Distinct responses of neurons and astrocytes to TDP-43 proteinopathy in amyotrophic lateral sclerosis.
journal contributionposted on 14.02.2020 by Phillip Smethurst, Emmanuel Risse, Giulia E Tyzack, Jamie S Mitchell, Doaa M Taha, Yun-Ru Chen, Jia Newcombe, John Collinge, Katie Sidle, Rickie Patani
Any type of content formally published in an academic journal, usually following a peer-review process.
Amyotrophic lateral sclerosis (ALS) is a fatal and incurable neurodegenerative disease caused by motor neuron loss, resulting in muscle wasting, paralysis and eventual death. A key pathological feature of ALS is cytoplasmically mislocalized and aggregated TDP-43 protein in >95% of cases, which is considered to have prion-like properties. Historical studies have predominantly focused on genetic forms of ALS, which represent ∼10% of cases, leaving the remaining 90% of sporadic ALS relatively understudied. Additionally, the role of astrocytes in ALS and their relationship with TDP-43 pathology is also not currently well understood. We have therefore used highly enriched human induced pluripotent stem cell (iPSC)-derived motor neurons and astrocytes to model early cell type-specific features of sporadic ALS. We first demonstrate seeded aggregation of TDP-43 by exposing human iPSC-derived motor neurons to serially passaged sporadic ALS post-mortem tissue (spALS) extracts. Next, we show that human iPSC-derived motor neurons are more vulnerable to TDP-43 aggregation and toxicity compared with their astrocyte counterparts. We demonstrate that these TDP-43 aggregates can more readily propagate from motor neurons into astrocytes in co-culture paradigms. We next found that astrocytes are neuroprotective to seeded aggregation within motor neurons by reducing (mislocalized) cytoplasmic TDP-43, TDP-43 aggregation and cell toxicity. Furthermore, we detected TDP-43 oligomers in these spALS spinal cord extracts, and as such demonstrated that highly purified recombinant TDP-43 oligomers can reproduce this observed cell-type specific toxicity, providing further support to a protein oligomer-mediated toxicity hypothesis in ALS. In summary, we have developed a human, clinically relevant, and cell-type specific modelling platform that recapitulates key aspects of sporadic ALS and uncovers both an initial neuroprotective role for astrocytes and the cell type-specific toxic effect of TDP-43 oligomers.
* * * * * * *
### ABOUT THIS TASK
Give the text on TDP-43 proteinopathy again, starting with "journal contributionposted on" and going on through "a peer-review process.", and swap "academic journal" for "scholarly journal".

[Document structure recognition rows]
* * * * * * *
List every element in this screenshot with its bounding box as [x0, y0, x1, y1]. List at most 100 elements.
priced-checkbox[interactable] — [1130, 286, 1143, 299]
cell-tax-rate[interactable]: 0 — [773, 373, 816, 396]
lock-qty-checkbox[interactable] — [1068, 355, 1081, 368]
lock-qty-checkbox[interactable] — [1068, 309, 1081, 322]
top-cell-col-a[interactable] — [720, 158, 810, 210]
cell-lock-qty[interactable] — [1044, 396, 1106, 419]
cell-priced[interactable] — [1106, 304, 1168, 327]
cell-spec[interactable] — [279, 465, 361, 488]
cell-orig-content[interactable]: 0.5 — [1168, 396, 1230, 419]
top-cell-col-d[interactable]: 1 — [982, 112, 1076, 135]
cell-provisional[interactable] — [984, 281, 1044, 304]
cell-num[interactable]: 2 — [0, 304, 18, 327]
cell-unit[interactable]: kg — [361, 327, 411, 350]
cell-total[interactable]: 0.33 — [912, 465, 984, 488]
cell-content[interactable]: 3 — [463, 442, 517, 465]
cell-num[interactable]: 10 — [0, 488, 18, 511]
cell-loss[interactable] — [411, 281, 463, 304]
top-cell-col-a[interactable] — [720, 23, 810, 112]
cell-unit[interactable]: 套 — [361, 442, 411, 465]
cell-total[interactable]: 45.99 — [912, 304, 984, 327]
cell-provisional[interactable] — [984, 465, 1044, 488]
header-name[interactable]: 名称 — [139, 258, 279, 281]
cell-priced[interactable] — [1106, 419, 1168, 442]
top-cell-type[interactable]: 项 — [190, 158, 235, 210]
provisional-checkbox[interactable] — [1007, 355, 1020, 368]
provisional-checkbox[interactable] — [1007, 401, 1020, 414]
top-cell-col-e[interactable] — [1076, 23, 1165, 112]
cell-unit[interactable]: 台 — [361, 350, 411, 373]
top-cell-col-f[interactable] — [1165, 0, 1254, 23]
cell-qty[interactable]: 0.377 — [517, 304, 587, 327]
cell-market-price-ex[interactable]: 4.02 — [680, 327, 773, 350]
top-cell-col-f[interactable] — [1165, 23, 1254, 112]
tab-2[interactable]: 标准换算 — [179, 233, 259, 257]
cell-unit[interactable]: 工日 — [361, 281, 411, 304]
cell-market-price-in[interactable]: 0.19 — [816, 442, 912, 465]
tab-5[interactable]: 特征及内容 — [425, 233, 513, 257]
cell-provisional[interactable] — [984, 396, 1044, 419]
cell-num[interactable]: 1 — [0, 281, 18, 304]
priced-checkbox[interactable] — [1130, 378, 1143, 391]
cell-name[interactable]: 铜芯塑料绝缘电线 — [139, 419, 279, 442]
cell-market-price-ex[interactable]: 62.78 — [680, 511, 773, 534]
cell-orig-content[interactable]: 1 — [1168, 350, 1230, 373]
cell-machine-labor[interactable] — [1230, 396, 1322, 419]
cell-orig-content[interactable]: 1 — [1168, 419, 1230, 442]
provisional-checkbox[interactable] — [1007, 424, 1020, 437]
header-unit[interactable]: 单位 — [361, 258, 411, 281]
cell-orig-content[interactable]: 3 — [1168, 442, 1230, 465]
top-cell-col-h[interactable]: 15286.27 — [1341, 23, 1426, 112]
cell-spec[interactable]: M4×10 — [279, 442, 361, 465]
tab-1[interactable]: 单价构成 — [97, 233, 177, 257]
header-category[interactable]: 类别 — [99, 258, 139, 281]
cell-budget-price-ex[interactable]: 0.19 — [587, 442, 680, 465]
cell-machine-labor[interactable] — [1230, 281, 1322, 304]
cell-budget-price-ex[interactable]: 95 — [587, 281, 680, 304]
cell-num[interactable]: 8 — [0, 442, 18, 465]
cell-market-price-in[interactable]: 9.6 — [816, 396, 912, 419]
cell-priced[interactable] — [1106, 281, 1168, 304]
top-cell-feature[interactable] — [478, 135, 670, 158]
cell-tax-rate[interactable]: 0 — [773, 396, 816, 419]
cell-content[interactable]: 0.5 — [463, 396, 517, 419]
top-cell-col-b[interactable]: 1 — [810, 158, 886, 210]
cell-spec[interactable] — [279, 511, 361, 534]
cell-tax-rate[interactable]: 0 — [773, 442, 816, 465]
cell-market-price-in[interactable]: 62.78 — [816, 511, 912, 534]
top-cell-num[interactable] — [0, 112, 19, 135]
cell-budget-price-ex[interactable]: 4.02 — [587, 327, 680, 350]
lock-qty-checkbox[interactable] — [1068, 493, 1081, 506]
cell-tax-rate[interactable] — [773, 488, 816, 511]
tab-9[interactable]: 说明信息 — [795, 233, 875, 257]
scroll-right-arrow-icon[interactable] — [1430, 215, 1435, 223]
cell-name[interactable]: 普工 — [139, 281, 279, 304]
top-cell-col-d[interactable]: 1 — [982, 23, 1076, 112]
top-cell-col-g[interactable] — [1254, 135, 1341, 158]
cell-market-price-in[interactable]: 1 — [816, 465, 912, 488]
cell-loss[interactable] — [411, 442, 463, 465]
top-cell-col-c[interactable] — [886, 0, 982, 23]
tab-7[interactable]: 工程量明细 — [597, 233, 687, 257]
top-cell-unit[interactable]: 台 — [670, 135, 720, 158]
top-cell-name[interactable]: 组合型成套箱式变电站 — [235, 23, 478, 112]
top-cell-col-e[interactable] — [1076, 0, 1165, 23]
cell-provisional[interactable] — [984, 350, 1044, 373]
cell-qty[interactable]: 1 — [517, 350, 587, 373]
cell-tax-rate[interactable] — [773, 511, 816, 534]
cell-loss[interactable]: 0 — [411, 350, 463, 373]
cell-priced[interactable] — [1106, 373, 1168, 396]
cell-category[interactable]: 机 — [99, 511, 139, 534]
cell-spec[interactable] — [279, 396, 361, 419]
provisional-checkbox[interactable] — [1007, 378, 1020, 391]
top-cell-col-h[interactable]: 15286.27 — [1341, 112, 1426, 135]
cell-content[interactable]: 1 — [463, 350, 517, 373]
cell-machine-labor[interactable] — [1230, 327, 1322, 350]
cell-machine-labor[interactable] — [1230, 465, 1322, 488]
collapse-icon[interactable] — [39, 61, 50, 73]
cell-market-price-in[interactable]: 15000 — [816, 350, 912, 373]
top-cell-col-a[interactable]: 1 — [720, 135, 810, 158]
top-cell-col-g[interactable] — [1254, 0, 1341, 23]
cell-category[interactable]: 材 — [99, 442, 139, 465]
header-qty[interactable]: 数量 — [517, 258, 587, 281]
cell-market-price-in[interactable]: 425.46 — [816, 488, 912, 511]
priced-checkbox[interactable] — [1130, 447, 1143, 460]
* * * * * * *
### EXPECTED ANSWER
journal contributionposted on 14.02.2020 by Phillip Smethurst, Emmanuel Risse, Giulia E Tyzack, Jamie S Mitchell, Doaa M Taha, Yun-Ru Chen, Jia Newcombe, John Collinge, Katie Sidle, Rickie Patani
Any type of content formally published in an scholarly journal, usually following a peer-review process.